→ Text excerpt:

Also ironic how Verizon refuses to sell unlocked android phones and ruins their updates yet allows Apple to sell a completely unlocked iPhone 5.

Sent from my Galaxy Nexus using Tapatalk 2


----------



## yarly (Jun 22, 2011)

Apple updates actually go through their market and itunes, which is how they circumvent the carrier. Doesn't really matter for nexus though. only thing Verizon provides now is the radio firmware and that isn't something Google can provide. Binaries for building are from Google and released at the same time for all nexus phones.

only people left out are those that don't unlock the bootloader and that percent doesn't matter on a modding forum.


----------



## Bryanjg0275 (Jul 10, 2012)

yarly said:


> Apple updates actually go through their market and itunes, which is how they circumvent the carrier.


Nexus updates come from Google yet Verizon somehow managed to take control of that.

Sent from my Galaxy Nexus using Tapatalk 2


----------



## yarly (Jun 22, 2011)

Bryanjg0275 said:


> Nexus updates come from Google yet Verizon somehow managed to take control of that.
> 
> Sent from my Galaxy Nexus using Tapatalk 2


orly?


----------



## Bryanjg0275 (Jul 10, 2012)

yarly said:


> Apple updates actually go through their market and itunes, which is how they circumvent the carrier. Doesn't really matter for nexus though. only thing Verizon provides now is the radio firmware and that isn't something Google can provide. Binaries for building are from Google and released at the same time for all nexus phones.
> 
> only people left out are those that don't unlock the bootloader and that percent doesn't matter on a modding forum.


That percentage matters for most as the unlocking/rooting community is a small minority. Letting OEMS control android with their ridiculous skins and carriers control the update process is what's holding android back imo. If the rumors of 4.2 having a stock mode with the option for OEM skins as a secondary is true that is a great improvement to pushing out timely updates.

Then again the constant stream of incremental android devices released rendering your device obsolete after a few months hurts as well.

Imagine if you bought a car and 3 months later they came out with a new ones with slight upgrades at the same price. Most people would be ticked.

Sent from my Galaxy Nexus using Tapatalk 2


----------



## Bryanjg0275 (Jul 10, 2012)

Also beliefs carriers should adapt and change the 2 year contract/upgrade nonsense. Tech evolves too fast now to sit on an obsolete device for 2 years.

Sent from my Galaxy Nexus using Tapatalk 2


----------



## Cloud Nine (May 19, 2012)

Bryanjg0275 said:


> Also beliefs carriers should adapt and change the 2 year contract/upgrade nonsense. Tech evolves too fast now to sit on an obsolete device for 2 years.
> 
> Sent from my Galaxy Nexus using Tapatalk 2


I think that's the point though. They figure you're so tired of your old phone while everyone's getting something new, you'll rush to their stores looking, and then they lock you in for another 2 years only to repeat the process


----------



## Mustang302LX (Jun 28, 2011)

Bryanjg0275 said:


> From what I've read the reason they are doing this is to keep the cost down. $350 for an unsubsizied phone is damn good.

→ Given records:
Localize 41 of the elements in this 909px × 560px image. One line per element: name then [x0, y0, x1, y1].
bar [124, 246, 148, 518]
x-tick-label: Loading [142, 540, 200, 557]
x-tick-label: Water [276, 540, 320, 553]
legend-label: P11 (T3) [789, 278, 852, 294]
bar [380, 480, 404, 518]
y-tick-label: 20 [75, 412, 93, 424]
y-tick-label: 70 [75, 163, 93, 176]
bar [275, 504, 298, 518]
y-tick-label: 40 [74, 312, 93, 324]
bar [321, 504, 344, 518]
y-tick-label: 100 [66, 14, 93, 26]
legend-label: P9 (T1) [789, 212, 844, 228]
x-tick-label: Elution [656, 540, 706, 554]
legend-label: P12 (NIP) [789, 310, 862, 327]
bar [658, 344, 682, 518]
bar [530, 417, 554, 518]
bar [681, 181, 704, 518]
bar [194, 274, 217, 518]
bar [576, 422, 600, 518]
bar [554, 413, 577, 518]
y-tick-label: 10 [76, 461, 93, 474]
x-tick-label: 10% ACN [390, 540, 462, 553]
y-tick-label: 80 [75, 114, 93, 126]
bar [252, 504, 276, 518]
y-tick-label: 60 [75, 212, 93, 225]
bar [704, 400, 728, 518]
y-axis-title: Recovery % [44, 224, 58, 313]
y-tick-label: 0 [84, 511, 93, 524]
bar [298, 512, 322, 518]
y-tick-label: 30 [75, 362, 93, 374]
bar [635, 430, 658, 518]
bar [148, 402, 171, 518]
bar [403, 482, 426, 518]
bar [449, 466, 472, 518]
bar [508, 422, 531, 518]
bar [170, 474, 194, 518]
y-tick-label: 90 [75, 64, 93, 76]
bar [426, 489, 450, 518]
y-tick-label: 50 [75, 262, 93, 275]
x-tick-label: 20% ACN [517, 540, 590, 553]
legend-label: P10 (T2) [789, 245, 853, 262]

→ Set task A:
Translate this sentence from the forum thread on Verizon and Nexus updates into Spanish: "Tech evolves too fast now to sit on an obsolete device for 2 years."
→ Set task B:
Resume the forum thread on Verizon and Nexus updates, picking up right after its last line.

→ Task response A:
La tecnología evoluciona demasiado rápido hoy en día como para quedarse con un dispositivo obsoleto durante 2 años.

→ Task response B:
I guarantee you doubling the storage to 32GB wouldn't cost them a whole lot more and could still sell it for cheap and more people would be interested. Some people may be able to live with 16GB max but with games, pics, videos and music all getting larger in size as tech evolves no thanks on being pushed back to low storage like the past days. If I take pics or videos of my 2 little girls and want to show someone I don't want to say hey wait while I stream them because my phone can't store enough stuff on it.


----------



## reidoreilly (Oct 29, 2011)

Bryanjg0275 said:


> From what I've read the reason they are doing this is to keep the cost down. $350 for an unsubsizied phone is damn good.
> 
> I think we can safely assume if Google wants to retain control of the nexus program then carriers will continue to not want to offer them at subsidized process. Id rather buy an affordable cutting edge phone off contract any day.


the problem with that is a 16gb or 32gb chip/s doesn't cost $100's more, the cost of actually putting a 32gb chip in their would be quite small compared to the overall price of the phone.


----------



## Bryanjg0275 (Jul 10, 2012)

reidoreilly said:


> the problem with that is a 16gb or 32gb chip/s doesn't cost $100's more, the cost of actually putting a 32gb chip in their would be quite small compared to the overall price of the phone.


Really? I suppose that's why every manufacturer increases the price at least $50 per incremental jump in storage space.

Sent from my Galaxy Nexus using Tapatalk 2


----------



## Bryanjg0275 (Jul 10, 2012)

And it takes 2 seconds to load dropbox to "stream" photos. Which on your quad core lte phone doesn't seem all that long.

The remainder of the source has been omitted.